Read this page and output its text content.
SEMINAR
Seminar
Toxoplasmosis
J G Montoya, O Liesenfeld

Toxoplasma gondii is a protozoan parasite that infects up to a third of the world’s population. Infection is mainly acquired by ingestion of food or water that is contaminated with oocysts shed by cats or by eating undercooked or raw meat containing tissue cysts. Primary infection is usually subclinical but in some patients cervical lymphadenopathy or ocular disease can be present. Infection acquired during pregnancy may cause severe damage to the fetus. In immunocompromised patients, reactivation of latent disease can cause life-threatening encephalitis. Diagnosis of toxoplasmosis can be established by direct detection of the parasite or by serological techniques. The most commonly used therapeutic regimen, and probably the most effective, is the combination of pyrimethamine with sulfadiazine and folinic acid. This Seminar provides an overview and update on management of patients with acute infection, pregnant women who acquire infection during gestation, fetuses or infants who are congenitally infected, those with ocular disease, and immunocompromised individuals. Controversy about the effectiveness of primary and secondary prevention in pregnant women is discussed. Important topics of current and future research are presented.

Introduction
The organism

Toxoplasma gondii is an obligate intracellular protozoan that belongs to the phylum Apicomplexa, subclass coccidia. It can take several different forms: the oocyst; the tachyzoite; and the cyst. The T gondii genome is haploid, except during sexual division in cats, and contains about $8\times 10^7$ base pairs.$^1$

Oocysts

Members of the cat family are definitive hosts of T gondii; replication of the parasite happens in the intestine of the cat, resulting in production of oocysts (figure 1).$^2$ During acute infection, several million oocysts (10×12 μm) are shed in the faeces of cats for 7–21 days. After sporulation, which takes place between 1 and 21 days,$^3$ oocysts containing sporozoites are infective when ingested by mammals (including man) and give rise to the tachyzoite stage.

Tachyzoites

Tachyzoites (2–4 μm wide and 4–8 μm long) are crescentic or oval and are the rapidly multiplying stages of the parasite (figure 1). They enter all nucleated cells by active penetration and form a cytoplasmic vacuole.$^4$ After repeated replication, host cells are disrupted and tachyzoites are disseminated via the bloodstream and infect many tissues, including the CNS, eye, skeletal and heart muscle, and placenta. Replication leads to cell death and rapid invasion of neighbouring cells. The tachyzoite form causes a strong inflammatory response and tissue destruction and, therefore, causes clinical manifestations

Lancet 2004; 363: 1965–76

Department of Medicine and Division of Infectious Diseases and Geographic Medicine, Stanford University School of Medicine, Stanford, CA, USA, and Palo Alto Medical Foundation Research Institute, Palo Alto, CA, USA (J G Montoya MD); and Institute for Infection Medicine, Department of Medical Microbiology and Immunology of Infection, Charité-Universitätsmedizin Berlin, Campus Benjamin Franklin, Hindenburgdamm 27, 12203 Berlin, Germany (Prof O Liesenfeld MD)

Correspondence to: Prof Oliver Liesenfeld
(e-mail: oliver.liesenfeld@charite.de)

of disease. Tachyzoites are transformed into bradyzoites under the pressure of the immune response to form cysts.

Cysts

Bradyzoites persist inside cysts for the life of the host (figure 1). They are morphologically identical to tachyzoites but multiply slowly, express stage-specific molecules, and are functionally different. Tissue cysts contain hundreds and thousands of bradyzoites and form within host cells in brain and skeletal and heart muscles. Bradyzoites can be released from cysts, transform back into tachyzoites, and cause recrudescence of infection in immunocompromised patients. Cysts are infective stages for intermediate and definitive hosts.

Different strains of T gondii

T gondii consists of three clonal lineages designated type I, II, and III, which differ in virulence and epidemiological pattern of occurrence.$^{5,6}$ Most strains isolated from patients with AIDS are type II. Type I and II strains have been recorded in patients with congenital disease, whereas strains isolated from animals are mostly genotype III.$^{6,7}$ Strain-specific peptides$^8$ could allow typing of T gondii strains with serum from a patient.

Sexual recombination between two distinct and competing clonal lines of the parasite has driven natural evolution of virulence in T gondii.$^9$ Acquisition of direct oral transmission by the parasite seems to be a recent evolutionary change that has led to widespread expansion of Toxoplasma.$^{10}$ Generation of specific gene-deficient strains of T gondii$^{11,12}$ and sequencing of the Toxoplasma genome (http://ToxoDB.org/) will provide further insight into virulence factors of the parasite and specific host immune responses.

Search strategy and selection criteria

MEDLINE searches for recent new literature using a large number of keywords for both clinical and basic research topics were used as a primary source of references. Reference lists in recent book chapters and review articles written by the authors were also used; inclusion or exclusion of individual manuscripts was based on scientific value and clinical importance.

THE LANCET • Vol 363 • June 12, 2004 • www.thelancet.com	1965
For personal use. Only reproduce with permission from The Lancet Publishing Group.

☆ ☆ ☆

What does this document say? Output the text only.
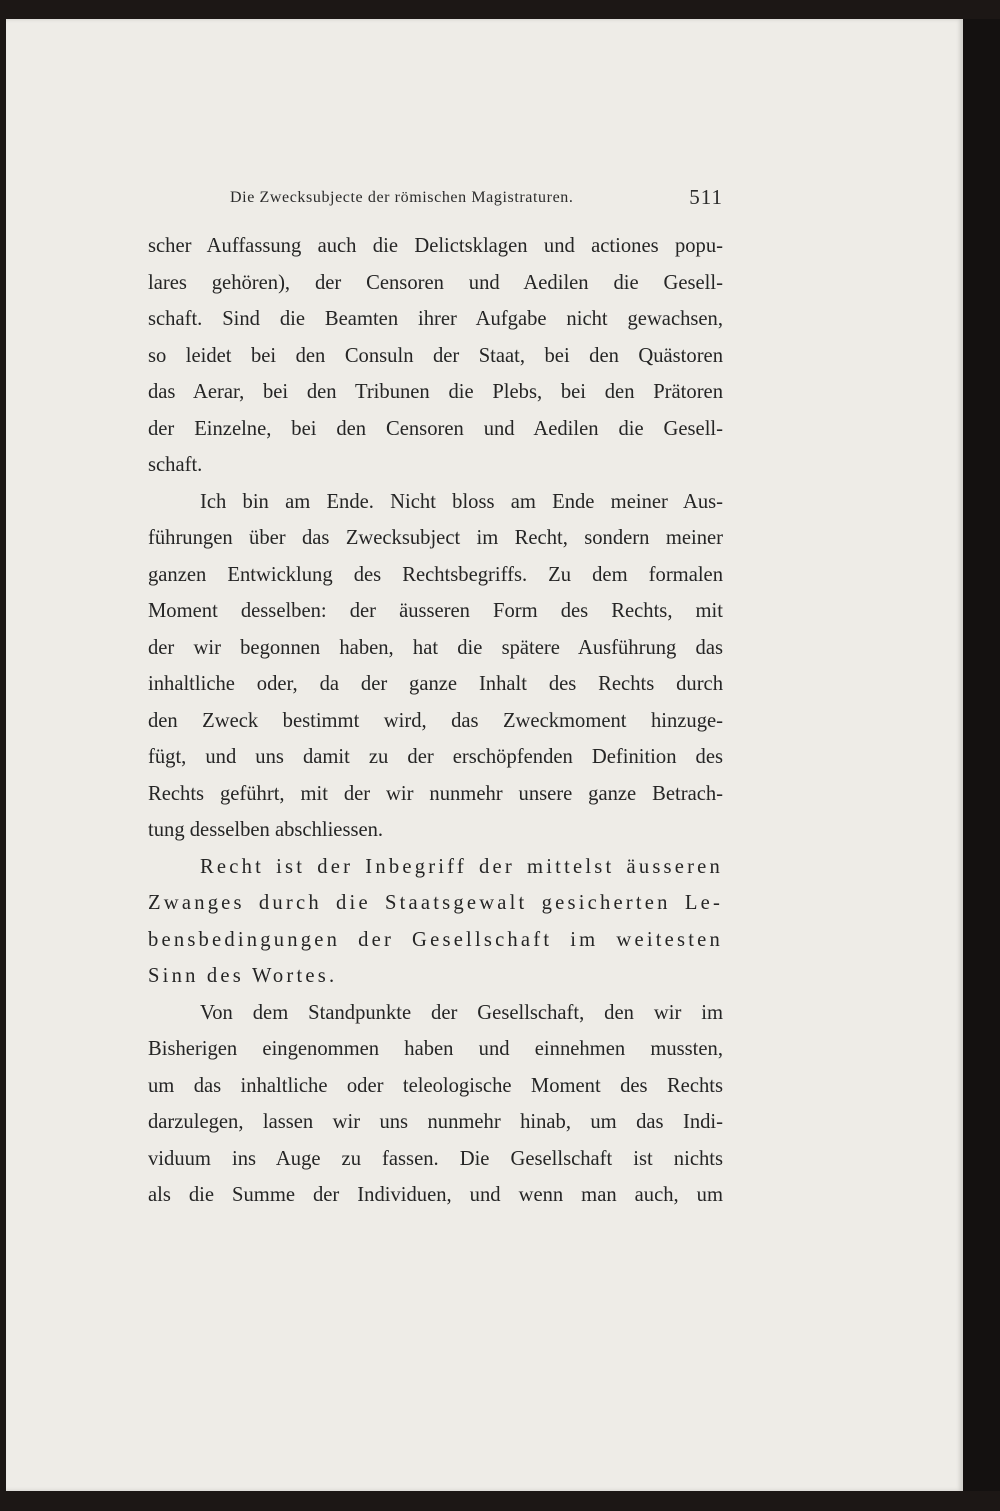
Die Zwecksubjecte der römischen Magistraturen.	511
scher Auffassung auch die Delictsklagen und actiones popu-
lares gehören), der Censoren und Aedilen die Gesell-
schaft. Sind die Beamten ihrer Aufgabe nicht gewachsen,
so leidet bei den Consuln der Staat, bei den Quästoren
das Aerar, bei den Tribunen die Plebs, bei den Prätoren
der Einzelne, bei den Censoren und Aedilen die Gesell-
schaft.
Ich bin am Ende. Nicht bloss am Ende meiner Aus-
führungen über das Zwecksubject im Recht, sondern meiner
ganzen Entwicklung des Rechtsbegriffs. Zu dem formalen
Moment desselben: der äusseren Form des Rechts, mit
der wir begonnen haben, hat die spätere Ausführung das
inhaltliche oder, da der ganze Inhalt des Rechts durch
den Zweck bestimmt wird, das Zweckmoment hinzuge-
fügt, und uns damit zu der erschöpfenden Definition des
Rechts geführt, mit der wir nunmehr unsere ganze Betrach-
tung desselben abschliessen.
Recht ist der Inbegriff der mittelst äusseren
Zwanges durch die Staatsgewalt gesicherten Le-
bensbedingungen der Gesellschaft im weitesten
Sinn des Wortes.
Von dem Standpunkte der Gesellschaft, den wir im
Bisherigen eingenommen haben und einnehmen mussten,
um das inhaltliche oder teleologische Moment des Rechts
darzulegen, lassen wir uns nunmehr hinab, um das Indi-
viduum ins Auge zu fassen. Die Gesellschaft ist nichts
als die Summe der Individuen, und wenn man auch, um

☆ ☆ ☆

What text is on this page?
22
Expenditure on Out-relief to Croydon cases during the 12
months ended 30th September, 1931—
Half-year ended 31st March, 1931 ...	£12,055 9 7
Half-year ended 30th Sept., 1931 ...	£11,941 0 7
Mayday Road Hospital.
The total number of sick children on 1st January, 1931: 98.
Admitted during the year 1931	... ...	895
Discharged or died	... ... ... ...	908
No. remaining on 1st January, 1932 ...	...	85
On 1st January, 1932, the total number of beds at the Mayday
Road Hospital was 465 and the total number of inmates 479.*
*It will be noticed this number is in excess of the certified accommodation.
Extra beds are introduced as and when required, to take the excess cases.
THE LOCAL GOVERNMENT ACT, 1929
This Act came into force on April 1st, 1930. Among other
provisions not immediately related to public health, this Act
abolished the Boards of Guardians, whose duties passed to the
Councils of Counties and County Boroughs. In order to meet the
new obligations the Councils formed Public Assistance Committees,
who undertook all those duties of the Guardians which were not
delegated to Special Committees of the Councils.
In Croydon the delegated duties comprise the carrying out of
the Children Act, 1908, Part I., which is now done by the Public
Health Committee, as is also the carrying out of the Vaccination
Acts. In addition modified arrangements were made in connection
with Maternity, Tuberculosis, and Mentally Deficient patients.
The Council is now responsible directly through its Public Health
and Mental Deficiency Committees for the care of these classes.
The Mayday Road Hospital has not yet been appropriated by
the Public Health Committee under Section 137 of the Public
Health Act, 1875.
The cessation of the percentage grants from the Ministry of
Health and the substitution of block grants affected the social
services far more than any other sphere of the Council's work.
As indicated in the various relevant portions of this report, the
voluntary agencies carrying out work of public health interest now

☆ ☆ ☆

Exercise instructions: Extract every line containing the string "Censoren" from the data above.

Your response:
lares gehören), der Censoren und Aedilen die Gesell-
der Einzelne, bei den Censoren und Aedilen die Gesell-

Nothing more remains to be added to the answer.